Task description —
The records below should be written out again, exactly.
--- BEGIN Given records ---
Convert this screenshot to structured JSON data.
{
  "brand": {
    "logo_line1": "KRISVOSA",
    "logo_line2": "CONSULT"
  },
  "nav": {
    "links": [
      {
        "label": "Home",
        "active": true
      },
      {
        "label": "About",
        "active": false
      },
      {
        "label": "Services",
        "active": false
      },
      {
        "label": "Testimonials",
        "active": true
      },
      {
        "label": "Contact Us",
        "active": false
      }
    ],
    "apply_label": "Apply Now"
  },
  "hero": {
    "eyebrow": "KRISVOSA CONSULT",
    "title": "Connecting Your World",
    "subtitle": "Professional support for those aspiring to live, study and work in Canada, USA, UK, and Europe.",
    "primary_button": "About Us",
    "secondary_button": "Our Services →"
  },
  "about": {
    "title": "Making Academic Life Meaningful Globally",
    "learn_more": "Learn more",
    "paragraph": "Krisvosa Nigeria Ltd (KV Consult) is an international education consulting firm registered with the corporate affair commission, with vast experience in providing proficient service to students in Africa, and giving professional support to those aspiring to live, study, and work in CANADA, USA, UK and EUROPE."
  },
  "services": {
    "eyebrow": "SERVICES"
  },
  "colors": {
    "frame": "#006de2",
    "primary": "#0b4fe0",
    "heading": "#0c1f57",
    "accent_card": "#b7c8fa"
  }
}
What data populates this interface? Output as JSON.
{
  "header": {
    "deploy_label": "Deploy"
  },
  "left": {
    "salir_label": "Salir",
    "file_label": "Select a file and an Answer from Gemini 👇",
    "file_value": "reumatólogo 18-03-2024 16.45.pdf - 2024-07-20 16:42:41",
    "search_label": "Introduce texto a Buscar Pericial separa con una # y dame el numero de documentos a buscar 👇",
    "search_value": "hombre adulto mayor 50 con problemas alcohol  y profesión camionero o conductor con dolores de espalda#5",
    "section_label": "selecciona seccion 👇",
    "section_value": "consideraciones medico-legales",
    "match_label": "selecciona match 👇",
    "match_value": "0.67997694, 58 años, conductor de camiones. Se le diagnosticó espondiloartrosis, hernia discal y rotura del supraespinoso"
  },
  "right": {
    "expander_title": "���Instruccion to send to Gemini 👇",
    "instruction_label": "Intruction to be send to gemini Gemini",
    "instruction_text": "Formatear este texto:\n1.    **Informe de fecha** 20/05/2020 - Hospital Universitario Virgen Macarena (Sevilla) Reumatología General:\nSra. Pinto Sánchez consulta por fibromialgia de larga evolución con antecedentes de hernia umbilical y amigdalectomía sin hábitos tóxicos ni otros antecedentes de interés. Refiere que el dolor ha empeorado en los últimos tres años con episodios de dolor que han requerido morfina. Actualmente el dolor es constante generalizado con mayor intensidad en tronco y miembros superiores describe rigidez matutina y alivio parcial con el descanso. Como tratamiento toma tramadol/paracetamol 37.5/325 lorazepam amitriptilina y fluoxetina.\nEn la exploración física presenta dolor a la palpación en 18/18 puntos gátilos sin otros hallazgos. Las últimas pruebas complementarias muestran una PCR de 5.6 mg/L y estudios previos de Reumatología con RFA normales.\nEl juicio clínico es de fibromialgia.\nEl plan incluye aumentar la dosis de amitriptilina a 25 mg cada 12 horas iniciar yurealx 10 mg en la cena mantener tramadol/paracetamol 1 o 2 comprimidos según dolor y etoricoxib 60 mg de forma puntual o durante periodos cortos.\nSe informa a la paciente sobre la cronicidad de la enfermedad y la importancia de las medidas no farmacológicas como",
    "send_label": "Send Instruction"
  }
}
--- END Given records ---
Response —
Convert this screenshot to structured JSON data.
{
  "brand": {
    "logo_line1": "KRISVOSA",
    "logo_line2": "CONSULT"
  },
  "nav": {
    "links": [
      {
        "label": "Home",
        "active": true
      },
      {
        "label": "About",
        "active": false
      },
      {
        "label": "Services",
        "active": false
      },
      {
        "label": "Testimonials",
        "active": true
      },
      {
        "label": "Contact Us",
        "active": false
      }
    ],
    "apply_label": "Apply Now"
  },
  "hero": {
    "eyebrow": "KRISVOSA CONSULT",
    "title": "Connecting Your World",
    "subtitle": "Professional support for those aspiring to live, study and work in Canada, USA, UK, and Europe.",
    "primary_button": "About Us",
    "secondary_button": "Our Services →"
  },
  "about": {
    "title": "Making Academic Life Meaningful Globally",
    "learn_more": "Learn more",
    "paragraph": "Krisvosa Nigeria Ltd (KV Consult) is an international education consulting firm registered with the corporate affair commission, with vast experience in providing proficient service to students in Africa, and giving professional support to those aspiring to live, study, and work in CANADA, USA, UK and EUROPE."
  },
  "services": {
    "eyebrow": "SERVICES"
  },
  "colors": {
    "frame": "#006de2",
    "primary": "#0b4fe0",
    "heading": "#0c1f57",
    "accent_card": "#b7c8fa"
  }
}
What data populates this interface? Output as JSON.
{
  "header": {
    "deploy_label": "Deploy"
  },
  "left": {
    "salir_label": "Salir",
    "file_label": "Select a file and an Answer from Gemini 👇",
    "file_value": "reumatólogo 18-03-2024 16.45.pdf - 2024-07-20 16:42:41",
    "search_label": "Introduce texto a Buscar Pericial separa con una # y dame el numero de documentos a buscar 👇",
    "search_value": "hombre adulto mayor 50 con problemas alcohol  y profesión camionero o conductor con dolores de espalda#5",
    "section_label": "selecciona seccion 👇",
    "section_value": "consideraciones medico-legales",
    "match_label": "selecciona match 👇",
    "match_value": "0.67997694, 58 años, conductor de camiones. Se le diagnosticó espondiloartrosis, hernia discal y rotura del supraespinoso"
  },
  "right": {
    "expander_title": "���Instruccion to send to Gemini 👇",
    "instruction_label": "Intruction to be send to gemini Gemini",
    "instruction_text": "Formatear este texto:\n1.    **Informe de fecha** 20/05/2020 - Hospital Universitario Virgen Macarena (Sevilla) Reumatología General:\nSra. Pinto Sánchez consulta por fibromialgia de larga evolución con antecedentes de hernia umbilical y amigdalectomía sin hábitos tóxicos ni otros antecedentes de interés. Refiere que el dolor ha empeorado en los últimos tres años con episodios de dolor que han requerido morfina. Actualmente el dolor es constante generalizado con mayor intensidad en tronco y miembros superiores describe rigidez matutina y alivio parcial con el descanso. Como tratamiento toma tramadol/paracetamol 37.5/325 lorazepam amitriptilina y fluoxetina.\nEn la exploración física presenta dolor a la palpación en 18/18 puntos gátilos sin otros hallazgos. Las últimas pruebas complementarias muestran una PCR de 5.6 mg/L y estudios previos de Reumatología con RFA normales.\nEl juicio clínico es de fibromialgia.\nEl plan incluye aumentar la dosis de amitriptilina a 25 mg cada 12 horas iniciar yurealx 10 mg en la cena mantener tramadol/paracetamol 1 o 2 comprimidos según dolor y etoricoxib 60 mg de forma puntual o durante periodos cortos.\nSe informa a la paciente sobre la cronicidad de la enfermedad y la importancia de las medidas no farmacológicas como",
    "send_label": "Send Instruction"
  }
}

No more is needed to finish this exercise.